(Figure record extracts)
···

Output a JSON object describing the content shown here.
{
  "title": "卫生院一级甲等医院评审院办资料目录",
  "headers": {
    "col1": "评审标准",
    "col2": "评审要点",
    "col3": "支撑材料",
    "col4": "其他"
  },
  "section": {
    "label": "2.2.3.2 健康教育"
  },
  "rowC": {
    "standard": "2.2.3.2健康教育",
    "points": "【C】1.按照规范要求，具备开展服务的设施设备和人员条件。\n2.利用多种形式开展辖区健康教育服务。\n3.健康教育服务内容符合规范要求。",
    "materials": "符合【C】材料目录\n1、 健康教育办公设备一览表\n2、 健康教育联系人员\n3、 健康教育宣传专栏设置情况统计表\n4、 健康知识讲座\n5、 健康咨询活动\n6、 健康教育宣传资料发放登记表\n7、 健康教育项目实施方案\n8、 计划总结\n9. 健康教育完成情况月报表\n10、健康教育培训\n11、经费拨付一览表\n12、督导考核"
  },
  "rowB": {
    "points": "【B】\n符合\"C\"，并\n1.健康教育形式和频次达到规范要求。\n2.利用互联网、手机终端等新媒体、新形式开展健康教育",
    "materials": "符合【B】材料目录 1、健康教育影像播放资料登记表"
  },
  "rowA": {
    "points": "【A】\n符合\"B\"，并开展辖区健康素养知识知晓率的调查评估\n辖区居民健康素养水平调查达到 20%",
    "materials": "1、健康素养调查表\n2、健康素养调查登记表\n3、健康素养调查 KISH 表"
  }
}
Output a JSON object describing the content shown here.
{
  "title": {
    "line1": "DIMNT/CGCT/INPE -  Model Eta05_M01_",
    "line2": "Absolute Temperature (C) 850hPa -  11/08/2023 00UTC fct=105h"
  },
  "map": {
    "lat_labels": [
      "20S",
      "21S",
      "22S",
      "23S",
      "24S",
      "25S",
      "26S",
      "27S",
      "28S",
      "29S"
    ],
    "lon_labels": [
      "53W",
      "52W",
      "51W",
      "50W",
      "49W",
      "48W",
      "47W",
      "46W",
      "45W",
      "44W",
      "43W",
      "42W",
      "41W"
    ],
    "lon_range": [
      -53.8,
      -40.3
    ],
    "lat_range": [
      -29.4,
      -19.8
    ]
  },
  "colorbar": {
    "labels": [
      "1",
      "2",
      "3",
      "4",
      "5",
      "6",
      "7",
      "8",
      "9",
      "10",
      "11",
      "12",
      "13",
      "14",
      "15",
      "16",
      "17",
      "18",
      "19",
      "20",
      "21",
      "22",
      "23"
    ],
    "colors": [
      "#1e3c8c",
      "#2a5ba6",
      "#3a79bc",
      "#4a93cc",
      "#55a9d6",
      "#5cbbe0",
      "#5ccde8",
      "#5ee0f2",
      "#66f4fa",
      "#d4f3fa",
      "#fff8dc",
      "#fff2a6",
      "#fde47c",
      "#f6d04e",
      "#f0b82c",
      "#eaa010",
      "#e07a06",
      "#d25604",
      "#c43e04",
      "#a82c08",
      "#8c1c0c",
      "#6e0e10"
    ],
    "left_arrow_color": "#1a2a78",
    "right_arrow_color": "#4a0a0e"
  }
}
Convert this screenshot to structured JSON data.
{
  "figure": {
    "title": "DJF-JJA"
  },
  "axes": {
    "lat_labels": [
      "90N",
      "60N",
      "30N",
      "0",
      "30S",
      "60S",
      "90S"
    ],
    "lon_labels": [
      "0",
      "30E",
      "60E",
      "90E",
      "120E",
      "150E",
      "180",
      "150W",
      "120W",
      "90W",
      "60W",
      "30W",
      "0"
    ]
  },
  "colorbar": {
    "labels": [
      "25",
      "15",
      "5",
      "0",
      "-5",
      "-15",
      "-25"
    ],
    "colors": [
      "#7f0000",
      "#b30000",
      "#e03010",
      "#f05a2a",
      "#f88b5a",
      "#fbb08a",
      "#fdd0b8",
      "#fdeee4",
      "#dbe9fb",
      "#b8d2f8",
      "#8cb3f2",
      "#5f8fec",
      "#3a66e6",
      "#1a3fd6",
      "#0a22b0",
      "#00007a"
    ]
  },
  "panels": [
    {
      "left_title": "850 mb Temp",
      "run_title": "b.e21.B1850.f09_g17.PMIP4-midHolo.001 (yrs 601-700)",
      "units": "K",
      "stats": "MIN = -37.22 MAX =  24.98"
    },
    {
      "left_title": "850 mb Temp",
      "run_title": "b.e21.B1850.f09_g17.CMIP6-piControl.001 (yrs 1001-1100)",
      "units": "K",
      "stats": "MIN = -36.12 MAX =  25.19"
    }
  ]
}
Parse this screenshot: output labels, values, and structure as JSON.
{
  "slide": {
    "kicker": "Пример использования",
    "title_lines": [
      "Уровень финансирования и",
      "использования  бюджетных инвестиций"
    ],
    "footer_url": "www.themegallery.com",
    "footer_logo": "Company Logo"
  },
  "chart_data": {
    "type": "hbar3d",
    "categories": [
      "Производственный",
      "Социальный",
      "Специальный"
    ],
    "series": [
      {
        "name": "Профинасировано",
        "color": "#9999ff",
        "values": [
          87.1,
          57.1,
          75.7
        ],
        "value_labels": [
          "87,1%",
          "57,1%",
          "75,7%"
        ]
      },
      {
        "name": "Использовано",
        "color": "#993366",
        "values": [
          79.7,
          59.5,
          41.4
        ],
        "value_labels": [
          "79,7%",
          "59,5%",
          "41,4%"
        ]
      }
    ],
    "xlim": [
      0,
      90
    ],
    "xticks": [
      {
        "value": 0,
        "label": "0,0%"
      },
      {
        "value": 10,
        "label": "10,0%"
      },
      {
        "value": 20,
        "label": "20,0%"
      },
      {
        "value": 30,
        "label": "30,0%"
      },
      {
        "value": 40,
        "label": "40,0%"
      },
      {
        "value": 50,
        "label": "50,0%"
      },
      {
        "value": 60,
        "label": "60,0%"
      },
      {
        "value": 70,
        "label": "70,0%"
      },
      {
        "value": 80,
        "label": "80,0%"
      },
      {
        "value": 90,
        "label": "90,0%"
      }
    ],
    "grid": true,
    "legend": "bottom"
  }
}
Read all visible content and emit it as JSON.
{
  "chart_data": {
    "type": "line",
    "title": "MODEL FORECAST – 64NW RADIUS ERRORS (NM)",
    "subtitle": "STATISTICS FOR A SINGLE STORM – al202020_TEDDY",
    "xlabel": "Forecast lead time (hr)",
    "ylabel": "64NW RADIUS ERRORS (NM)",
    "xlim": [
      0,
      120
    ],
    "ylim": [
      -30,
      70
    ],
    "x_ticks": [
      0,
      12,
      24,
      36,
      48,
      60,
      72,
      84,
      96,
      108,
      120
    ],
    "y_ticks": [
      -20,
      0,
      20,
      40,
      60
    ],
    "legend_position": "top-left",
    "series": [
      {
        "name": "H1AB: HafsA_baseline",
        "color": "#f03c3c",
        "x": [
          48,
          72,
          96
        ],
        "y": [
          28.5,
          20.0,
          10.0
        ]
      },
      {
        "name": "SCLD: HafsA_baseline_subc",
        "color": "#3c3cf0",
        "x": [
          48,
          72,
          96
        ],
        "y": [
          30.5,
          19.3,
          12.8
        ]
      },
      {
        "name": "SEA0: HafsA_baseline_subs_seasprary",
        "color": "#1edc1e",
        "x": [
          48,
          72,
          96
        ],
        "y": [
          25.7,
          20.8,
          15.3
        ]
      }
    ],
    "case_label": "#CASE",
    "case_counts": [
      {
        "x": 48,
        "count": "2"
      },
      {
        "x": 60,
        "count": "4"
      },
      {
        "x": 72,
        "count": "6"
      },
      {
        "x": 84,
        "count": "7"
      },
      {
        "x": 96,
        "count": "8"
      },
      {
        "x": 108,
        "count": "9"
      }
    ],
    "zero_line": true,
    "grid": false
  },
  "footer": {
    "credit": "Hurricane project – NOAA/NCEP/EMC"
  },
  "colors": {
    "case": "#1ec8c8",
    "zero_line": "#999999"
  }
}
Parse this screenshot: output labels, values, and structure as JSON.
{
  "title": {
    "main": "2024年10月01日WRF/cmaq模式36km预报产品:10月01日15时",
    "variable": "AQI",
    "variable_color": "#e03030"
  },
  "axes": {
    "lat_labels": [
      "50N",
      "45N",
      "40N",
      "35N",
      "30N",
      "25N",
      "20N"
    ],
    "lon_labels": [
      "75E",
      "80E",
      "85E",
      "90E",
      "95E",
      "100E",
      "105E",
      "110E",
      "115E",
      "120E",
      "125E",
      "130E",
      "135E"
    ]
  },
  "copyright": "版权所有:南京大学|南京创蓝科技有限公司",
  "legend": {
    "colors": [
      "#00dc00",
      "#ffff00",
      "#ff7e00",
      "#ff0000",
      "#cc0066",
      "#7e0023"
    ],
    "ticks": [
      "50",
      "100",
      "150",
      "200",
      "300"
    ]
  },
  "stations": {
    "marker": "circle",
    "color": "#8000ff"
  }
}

···

Count the lines of these entries that hold the string "использования", and give only that number.

#### [Response to this exercise]
2